*Data records*.
- - -

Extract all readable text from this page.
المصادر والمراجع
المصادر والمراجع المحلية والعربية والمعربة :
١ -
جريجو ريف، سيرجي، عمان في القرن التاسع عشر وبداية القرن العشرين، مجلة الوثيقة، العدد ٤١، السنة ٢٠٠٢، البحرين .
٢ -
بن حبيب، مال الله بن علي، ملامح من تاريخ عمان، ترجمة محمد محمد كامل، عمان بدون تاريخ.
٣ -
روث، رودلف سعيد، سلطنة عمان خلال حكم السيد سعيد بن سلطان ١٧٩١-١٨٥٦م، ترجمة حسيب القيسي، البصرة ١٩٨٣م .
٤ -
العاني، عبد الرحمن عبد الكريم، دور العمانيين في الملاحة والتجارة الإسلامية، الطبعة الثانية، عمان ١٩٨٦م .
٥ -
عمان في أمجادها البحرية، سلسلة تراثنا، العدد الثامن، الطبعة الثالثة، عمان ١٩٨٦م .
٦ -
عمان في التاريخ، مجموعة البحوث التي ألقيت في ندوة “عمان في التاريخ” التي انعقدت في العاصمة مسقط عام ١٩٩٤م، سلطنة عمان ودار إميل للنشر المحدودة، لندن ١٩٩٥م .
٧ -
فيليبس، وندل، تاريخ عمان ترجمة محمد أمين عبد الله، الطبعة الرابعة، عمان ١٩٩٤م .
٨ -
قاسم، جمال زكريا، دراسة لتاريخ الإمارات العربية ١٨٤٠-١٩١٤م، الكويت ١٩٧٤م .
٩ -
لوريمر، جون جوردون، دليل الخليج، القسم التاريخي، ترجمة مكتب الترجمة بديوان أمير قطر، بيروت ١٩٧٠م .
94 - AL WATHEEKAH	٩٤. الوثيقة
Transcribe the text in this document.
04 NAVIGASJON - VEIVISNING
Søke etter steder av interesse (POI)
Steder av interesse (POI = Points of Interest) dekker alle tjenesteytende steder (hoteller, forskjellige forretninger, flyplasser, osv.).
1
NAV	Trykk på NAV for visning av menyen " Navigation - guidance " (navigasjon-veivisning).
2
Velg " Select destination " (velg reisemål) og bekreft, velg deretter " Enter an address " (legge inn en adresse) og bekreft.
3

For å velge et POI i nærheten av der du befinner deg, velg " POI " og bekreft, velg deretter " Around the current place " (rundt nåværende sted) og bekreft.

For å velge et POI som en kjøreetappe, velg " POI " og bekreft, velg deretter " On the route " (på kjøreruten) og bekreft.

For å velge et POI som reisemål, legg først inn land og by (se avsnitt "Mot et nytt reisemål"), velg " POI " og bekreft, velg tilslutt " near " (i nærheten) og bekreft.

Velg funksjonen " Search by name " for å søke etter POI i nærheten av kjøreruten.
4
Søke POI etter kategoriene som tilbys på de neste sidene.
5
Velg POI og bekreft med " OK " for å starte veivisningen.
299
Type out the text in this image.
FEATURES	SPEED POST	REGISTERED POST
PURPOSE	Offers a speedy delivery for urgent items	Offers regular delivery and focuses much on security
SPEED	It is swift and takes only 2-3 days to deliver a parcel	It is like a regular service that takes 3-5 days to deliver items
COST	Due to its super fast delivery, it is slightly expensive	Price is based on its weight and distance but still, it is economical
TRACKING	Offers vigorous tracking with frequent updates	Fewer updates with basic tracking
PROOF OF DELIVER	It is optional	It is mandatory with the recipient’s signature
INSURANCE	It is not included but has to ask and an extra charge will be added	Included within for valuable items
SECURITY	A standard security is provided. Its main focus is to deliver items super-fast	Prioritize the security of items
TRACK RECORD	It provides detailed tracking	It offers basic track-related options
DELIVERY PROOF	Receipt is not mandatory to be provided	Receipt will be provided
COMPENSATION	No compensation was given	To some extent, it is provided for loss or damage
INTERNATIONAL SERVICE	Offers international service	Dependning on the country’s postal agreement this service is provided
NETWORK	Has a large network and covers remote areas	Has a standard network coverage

- - -

*Task statement*. Every entry should be printed again exactly as written.

*Complete output*.
Extract all readable text from this page.
المصادر والمراجع
المصادر والمراجع المحلية والعربية والمعربة :
١ -
جريجو ريف، سيرجي، عمان في القرن التاسع عشر وبداية القرن العشرين، مجلة الوثيقة، العدد ٤١، السنة ٢٠٠٢، البحرين .
٢ -
بن حبيب، مال الله بن علي، ملامح من تاريخ عمان، ترجمة محمد محمد كامل، عمان بدون تاريخ.
٣ -
روث، رودلف سعيد، سلطنة عمان خلال حكم السيد سعيد بن سلطان ١٧٩١-١٨٥٦م، ترجمة حسيب القيسي، البصرة ١٩٨٣م .
٤ -
العاني، عبد الرحمن عبد الكريم، دور العمانيين في الملاحة والتجارة الإسلامية، الطبعة الثانية، عمان ١٩٨٦م .
٥ -
عمان في أمجادها البحرية، سلسلة تراثنا، العدد الثامن، الطبعة الثالثة، عمان ١٩٨٦م .
٦ -
عمان في التاريخ، مجموعة البحوث التي ألقيت في ندوة “عمان في التاريخ” التي انعقدت في العاصمة مسقط عام ١٩٩٤م، سلطنة عمان ودار إميل للنشر المحدودة، لندن ١٩٩٥م .
٧ -
فيليبس، وندل، تاريخ عمان ترجمة محمد أمين عبد الله، الطبعة الرابعة، عمان ١٩٩٤م .
٨ -
قاسم، جمال زكريا، دراسة لتاريخ الإمارات العربية ١٨٤٠-١٩١٤م، الكويت ١٩٧٤م .
٩ -
لوريمر، جون جوردون، دليل الخليج، القسم التاريخي، ترجمة مكتب الترجمة بديوان أمير قطر، بيروت ١٩٧٠م .
94 - AL WATHEEKAH	٩٤. الوثيقة
Transcribe the text in this document.
04 NAVIGASJON - VEIVISNING
Søke etter steder av interesse (POI)
Steder av interesse (POI = Points of Interest) dekker alle tjenesteytende steder (hoteller, forskjellige forretninger, flyplasser, osv.).
1
NAV	Trykk på NAV for visning av menyen " Navigation - guidance " (navigasjon-veivisning).
2
Velg " Select destination " (velg reisemål) og bekreft, velg deretter " Enter an address " (legge inn en adresse) og bekreft.
3

For å velge et POI i nærheten av der du befinner deg, velg " POI " og bekreft, velg deretter " Around the current place " (rundt nåværende sted) og bekreft.

For å velge et POI som en kjøreetappe, velg " POI " og bekreft, velg deretter " On the route " (på kjøreruten) og bekreft.

For å velge et POI som reisemål, legg først inn land og by (se avsnitt "Mot et nytt reisemål"), velg " POI " og bekreft, velg tilslutt " near " (i nærheten) og bekreft.

Velg funksjonen " Search by name " for å søke etter POI i nærheten av kjøreruten.
4
Søke POI etter kategoriene som tilbys på de neste sidene.
5
Velg POI og bekreft med " OK " for å starte veivisningen.
299
Type out the text in this image.
FEATURES	SPEED POST	REGISTERED POST
PURPOSE	Offers a speedy delivery for urgent items	Offers regular delivery and focuses much on security
SPEED	It is swift and takes only 2-3 days to deliver a parcel	It is like a regular service that takes 3-5 days to deliver items
COST	Due to its super fast delivery, it is slightly expensive	Price is based on its weight and distance but still, it is economical
TRACKING	Offers vigorous tracking with frequent updates	Fewer updates with basic tracking
PROOF OF DELIVER	It is optional	It is mandatory with the recipient’s signature
INSURANCE	It is not included but has to ask and an extra charge will be added	Included within for valuable items
SECURITY	A standard security is provided. Its main focus is to deliver items super-fast	Prioritize the security of items
TRACK RECORD	It provides detailed tracking	It offers basic track-related options
DELIVERY PROOF	Receipt is not mandatory to be provided	Receipt will be provided
COMPENSATION	No compensation was given	To some extent, it is provided for loss or damage
INTERNATIONAL SERVICE	Offers international service	Dependning on the country’s postal agreement this service is provided
NETWORK	Has a large network and covers remote areas	Has a standard network coverage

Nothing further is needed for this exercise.